Stated goal. Every line of the data must be copied exactly.

Data for the task.
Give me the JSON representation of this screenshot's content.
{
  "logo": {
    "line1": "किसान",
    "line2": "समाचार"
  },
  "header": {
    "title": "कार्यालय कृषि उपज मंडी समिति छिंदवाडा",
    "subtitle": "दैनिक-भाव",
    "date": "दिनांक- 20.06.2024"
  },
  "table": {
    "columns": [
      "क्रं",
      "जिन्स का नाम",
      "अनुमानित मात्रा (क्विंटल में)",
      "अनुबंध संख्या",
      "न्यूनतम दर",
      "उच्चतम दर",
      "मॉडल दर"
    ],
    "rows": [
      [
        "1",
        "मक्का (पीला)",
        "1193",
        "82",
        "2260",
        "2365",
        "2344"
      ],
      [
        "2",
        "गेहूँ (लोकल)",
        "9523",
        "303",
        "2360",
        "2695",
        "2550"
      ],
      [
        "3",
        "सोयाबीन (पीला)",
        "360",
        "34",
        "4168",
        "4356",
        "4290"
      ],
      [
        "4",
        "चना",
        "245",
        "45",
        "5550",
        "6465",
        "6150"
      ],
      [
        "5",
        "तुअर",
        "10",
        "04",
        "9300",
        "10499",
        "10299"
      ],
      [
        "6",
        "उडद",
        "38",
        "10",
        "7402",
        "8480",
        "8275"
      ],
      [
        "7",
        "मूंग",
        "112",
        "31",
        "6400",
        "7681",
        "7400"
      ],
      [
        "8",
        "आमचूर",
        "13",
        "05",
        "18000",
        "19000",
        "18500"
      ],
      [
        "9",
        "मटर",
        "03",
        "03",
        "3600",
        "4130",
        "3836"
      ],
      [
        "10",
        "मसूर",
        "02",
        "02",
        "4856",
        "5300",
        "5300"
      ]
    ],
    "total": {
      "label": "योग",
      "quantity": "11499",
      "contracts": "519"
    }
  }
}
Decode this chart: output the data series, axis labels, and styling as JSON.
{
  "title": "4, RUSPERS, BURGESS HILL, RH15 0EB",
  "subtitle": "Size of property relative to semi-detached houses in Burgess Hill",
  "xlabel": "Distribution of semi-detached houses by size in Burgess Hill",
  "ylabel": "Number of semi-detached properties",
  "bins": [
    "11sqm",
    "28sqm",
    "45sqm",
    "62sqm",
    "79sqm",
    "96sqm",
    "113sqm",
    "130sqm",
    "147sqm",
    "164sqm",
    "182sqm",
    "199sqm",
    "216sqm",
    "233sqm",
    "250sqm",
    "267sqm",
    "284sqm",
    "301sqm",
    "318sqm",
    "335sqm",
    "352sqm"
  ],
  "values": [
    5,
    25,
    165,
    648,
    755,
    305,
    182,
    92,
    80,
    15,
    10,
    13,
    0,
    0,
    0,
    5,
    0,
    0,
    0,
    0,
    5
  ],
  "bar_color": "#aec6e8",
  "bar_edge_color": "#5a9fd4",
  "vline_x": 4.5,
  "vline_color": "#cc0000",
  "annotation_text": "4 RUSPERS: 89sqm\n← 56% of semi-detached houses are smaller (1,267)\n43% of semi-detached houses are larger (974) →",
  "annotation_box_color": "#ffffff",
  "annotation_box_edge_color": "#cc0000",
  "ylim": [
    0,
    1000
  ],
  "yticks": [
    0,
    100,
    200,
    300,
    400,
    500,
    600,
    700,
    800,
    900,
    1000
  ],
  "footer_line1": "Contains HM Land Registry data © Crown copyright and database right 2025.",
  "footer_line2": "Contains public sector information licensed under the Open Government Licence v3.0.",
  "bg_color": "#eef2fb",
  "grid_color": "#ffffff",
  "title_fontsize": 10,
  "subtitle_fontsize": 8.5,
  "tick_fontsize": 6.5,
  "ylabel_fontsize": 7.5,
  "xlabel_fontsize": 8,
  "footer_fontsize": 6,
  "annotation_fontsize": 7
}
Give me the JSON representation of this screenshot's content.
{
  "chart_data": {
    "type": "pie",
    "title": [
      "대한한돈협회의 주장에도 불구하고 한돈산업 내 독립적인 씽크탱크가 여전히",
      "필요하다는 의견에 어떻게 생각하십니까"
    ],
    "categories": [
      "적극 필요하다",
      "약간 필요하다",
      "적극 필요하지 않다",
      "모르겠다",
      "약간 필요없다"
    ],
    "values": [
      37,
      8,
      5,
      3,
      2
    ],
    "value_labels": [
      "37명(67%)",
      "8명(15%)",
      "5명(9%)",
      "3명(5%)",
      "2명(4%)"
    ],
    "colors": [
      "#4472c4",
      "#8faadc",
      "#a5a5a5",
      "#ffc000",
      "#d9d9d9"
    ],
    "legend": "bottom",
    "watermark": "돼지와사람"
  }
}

Task response.
Give me the JSON representation of this screenshot's content.
{
  "logo": {
    "line1": "किसान",
    "line2": "समाचार"
  },
  "header": {
    "title": "कार्यालय कृषि उपज मंडी समिति छिंदवाडा",
    "subtitle": "दैनिक-भाव",
    "date": "दिनांक- 20.06.2024"
  },
  "table": {
    "columns": [
      "क्रं",
      "जिन्स का नाम",
      "अनुमानित मात्रा (क्विंटल में)",
      "अनुबंध संख्या",
      "न्यूनतम दर",
      "उच्चतम दर",
      "मॉडल दर"
    ],
    "rows": [
      [
        "1",
        "मक्का (पीला)",
        "1193",
        "82",
        "2260",
        "2365",
        "2344"
      ],
      [
        "2",
        "गेहूँ (लोकल)",
        "9523",
        "303",
        "2360",
        "2695",
        "2550"
      ],
      [
        "3",
        "सोयाबीन (पीला)",
        "360",
        "34",
        "4168",
        "4356",
        "4290"
      ],
      [
        "4",
        "चना",
        "245",
        "45",
        "5550",
        "6465",
        "6150"
      ],
      [
        "5",
        "तुअर",
        "10",
        "04",
        "9300",
        "10499",
        "10299"
      ],
      [
        "6",
        "उडद",
        "38",
        "10",
        "7402",
        "8480",
        "8275"
      ],
      [
        "7",
        "मूंग",
        "112",
        "31",
        "6400",
        "7681",
        "7400"
      ],
      [
        "8",
        "आमचूर",
        "13",
        "05",
        "18000",
        "19000",
        "18500"
      ],
      [
        "9",
        "मटर",
        "03",
        "03",
        "3600",
        "4130",
        "3836"
      ],
      [
        "10",
        "मसूर",
        "02",
        "02",
        "4856",
        "5300",
        "5300"
      ]
    ],
    "total": {
      "label": "योग",
      "quantity": "11499",
      "contracts": "519"
    }
  }
}
Decode this chart: output the data series, axis labels, and styling as JSON.
{
  "title": "4, RUSPERS, BURGESS HILL, RH15 0EB",
  "subtitle": "Size of property relative to semi-detached houses in Burgess Hill",
  "xlabel": "Distribution of semi-detached houses by size in Burgess Hill",
  "ylabel": "Number of semi-detached properties",
  "bins": [
    "11sqm",
    "28sqm",
    "45sqm",
    "62sqm",
    "79sqm",
    "96sqm",
    "113sqm",
    "130sqm",
    "147sqm",
    "164sqm",
    "182sqm",
    "199sqm",
    "216sqm",
    "233sqm",
    "250sqm",
    "267sqm",
    "284sqm",
    "301sqm",
    "318sqm",
    "335sqm",
    "352sqm"
  ],
  "values": [
    5,
    25,
    165,
    648,
    755,
    305,
    182,
    92,
    80,
    15,
    10,
    13,
    0,
    0,
    0,
    5,
    0,
    0,
    0,
    0,
    5
  ],
  "bar_color": "#aec6e8",
  "bar_edge_color": "#5a9fd4",
  "vline_x": 4.5,
  "vline_color": "#cc0000",
  "annotation_text": "4 RUSPERS: 89sqm\n← 56% of semi-detached houses are smaller (1,267)\n43% of semi-detached houses are larger (974) →",
  "annotation_box_color": "#ffffff",
  "annotation_box_edge_color": "#cc0000",
  "ylim": [
    0,
    1000
  ],
  "yticks": [
    0,
    100,
    200,
    300,
    400,
    500,
    600,
    700,
    800,
    900,
    1000
  ],
  "footer_line1": "Contains HM Land Registry data © Crown copyright and database right 2025.",
  "footer_line2": "Contains public sector information licensed under the Open Government Licence v3.0.",
  "bg_color": "#eef2fb",
  "grid_color": "#ffffff",
  "title_fontsize": 10,
  "subtitle_fontsize": 8.5,
  "tick_fontsize": 6.5,
  "ylabel_fontsize": 7.5,
  "xlabel_fontsize": 8,
  "footer_fontsize": 6,
  "annotation_fontsize": 7
}
Give me the JSON representation of this screenshot's content.
{
  "chart_data": {
    "type": "pie",
    "title": [
      "대한한돈협회의 주장에도 불구하고 한돈산업 내 독립적인 씽크탱크가 여전히",
      "필요하다는 의견에 어떻게 생각하십니까"
    ],
    "categories": [
      "적극 필요하다",
      "약간 필요하다",
      "적극 필요하지 않다",
      "모르겠다",
      "약간 필요없다"
    ],
    "values": [
      37,
      8,
      5,
      3,
      2
    ],
    "value_labels": [
      "37명(67%)",
      "8명(15%)",
      "5명(9%)",
      "3명(5%)",
      "2명(4%)"
    ],
    "colors": [
      "#4472c4",
      "#8faadc",
      "#a5a5a5",
      "#ffc000",
      "#d9d9d9"
    ],
    "legend": "bottom",
    "watermark": "돼지와사람"
  }
}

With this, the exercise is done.